— begin —

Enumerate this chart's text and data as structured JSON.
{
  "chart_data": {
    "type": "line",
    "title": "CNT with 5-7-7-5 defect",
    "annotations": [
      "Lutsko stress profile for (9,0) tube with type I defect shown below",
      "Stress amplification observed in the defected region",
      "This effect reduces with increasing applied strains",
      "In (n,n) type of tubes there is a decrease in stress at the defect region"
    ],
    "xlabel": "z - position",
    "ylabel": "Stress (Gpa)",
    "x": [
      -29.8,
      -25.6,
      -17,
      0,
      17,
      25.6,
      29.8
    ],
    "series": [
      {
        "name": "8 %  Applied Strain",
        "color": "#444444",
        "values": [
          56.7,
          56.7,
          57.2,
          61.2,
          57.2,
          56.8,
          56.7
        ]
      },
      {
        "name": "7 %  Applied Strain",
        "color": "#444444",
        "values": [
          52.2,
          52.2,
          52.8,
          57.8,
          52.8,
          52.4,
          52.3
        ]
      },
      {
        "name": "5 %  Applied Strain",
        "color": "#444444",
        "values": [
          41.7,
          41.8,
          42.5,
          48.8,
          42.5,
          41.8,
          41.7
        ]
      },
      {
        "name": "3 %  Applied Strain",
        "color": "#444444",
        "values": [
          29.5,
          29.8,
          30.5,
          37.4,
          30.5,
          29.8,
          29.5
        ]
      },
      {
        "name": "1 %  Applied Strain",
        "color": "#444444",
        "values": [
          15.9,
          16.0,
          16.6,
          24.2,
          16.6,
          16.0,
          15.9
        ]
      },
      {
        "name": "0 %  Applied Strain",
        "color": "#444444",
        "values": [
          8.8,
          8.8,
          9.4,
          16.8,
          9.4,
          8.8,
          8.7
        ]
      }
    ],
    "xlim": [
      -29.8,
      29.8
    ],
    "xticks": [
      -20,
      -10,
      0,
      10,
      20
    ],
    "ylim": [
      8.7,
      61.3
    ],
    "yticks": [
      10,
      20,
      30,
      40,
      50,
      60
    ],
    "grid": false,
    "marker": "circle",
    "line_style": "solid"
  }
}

— end —
— begin —

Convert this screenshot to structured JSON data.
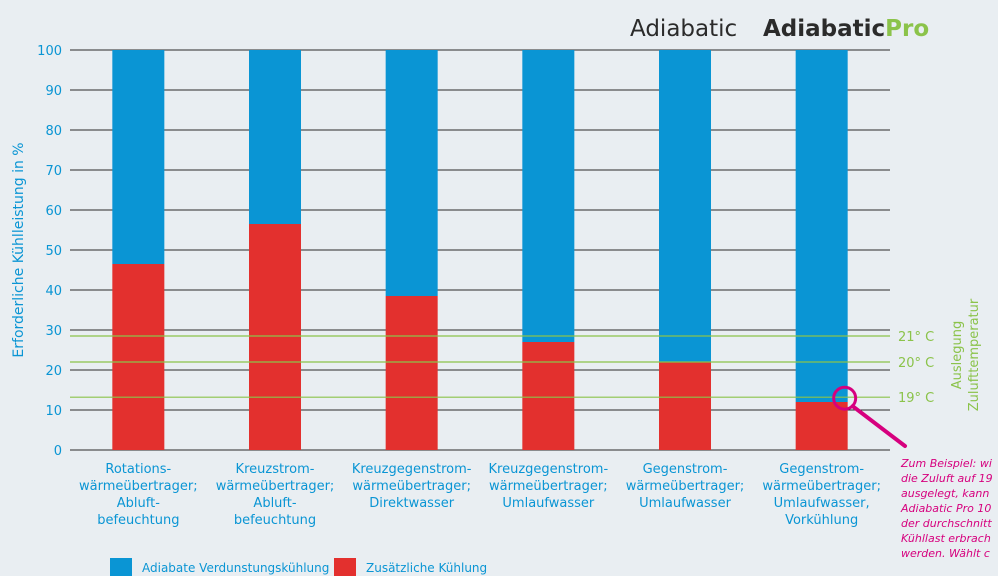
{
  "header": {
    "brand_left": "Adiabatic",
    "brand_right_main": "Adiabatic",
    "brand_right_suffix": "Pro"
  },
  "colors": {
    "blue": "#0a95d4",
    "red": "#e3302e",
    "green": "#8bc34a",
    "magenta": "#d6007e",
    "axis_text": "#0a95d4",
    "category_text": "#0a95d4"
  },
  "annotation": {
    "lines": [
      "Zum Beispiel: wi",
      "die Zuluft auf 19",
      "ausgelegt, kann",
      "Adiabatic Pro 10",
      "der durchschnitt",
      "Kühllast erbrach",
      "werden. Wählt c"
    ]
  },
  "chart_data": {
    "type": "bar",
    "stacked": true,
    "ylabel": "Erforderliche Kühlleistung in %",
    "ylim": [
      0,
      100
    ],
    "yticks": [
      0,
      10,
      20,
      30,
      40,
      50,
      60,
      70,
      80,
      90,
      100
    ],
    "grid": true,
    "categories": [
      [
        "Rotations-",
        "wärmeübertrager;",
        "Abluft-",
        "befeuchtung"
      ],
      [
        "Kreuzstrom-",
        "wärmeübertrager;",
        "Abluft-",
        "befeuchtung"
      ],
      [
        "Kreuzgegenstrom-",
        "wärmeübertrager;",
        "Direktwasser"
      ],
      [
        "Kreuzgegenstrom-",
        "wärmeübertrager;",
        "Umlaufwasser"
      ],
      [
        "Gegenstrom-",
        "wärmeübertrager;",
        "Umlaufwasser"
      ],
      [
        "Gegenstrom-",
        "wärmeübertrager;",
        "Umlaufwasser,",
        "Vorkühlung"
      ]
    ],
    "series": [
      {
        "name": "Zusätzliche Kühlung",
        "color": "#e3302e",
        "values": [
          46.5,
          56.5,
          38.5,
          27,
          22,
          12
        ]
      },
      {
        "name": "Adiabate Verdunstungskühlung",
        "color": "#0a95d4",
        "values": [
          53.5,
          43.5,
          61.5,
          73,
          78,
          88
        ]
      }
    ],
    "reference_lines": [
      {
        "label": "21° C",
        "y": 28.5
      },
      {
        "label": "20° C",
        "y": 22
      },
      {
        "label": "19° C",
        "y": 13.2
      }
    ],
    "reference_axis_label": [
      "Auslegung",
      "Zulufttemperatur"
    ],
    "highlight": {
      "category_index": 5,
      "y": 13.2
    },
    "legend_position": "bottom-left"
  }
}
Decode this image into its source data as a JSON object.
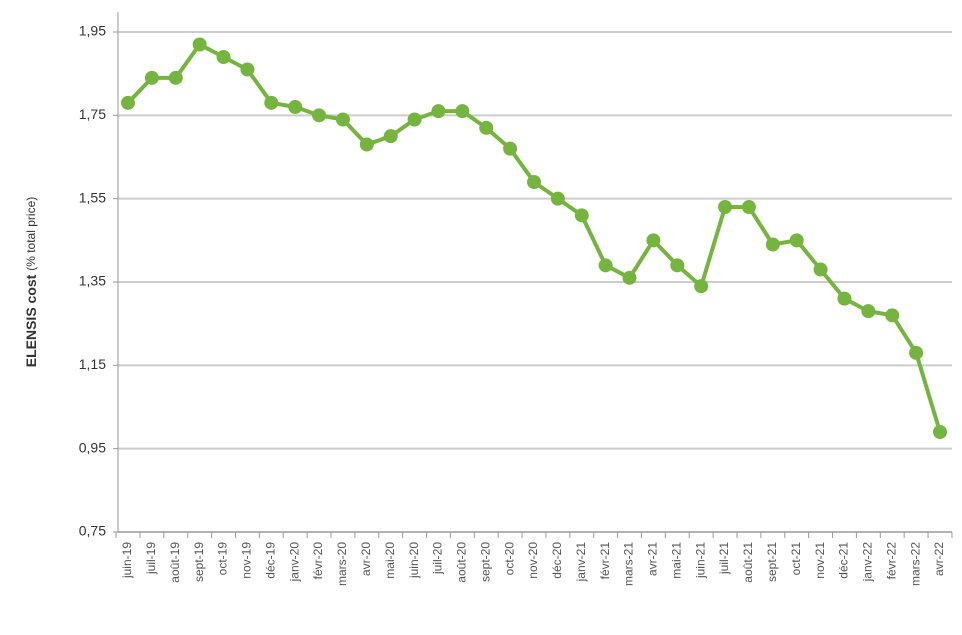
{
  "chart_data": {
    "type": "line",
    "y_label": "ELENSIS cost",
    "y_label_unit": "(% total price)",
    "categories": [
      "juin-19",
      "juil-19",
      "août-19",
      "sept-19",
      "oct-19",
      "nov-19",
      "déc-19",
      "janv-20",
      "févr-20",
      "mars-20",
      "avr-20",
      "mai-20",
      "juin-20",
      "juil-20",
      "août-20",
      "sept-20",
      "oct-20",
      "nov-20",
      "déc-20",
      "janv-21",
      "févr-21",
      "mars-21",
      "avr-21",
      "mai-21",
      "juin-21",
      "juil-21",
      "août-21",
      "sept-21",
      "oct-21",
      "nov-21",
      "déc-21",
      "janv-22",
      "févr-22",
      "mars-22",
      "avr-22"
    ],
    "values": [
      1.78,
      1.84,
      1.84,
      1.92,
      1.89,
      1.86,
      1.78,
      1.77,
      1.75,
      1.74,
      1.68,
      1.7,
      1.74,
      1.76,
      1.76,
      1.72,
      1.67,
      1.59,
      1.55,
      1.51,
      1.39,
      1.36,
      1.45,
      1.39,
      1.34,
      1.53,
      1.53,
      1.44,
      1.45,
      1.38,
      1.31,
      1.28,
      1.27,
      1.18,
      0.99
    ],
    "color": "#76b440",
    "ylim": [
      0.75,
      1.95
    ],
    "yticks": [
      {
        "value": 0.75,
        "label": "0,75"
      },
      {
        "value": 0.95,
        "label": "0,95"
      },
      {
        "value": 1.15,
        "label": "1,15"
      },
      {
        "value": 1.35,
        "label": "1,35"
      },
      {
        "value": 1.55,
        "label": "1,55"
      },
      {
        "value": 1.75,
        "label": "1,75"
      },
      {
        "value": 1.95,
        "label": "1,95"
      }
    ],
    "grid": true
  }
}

— end —

*Your goal*:
Give the number of lines in the records above that contain the word "JSON". Reply with that number alone.

*Task result*:
3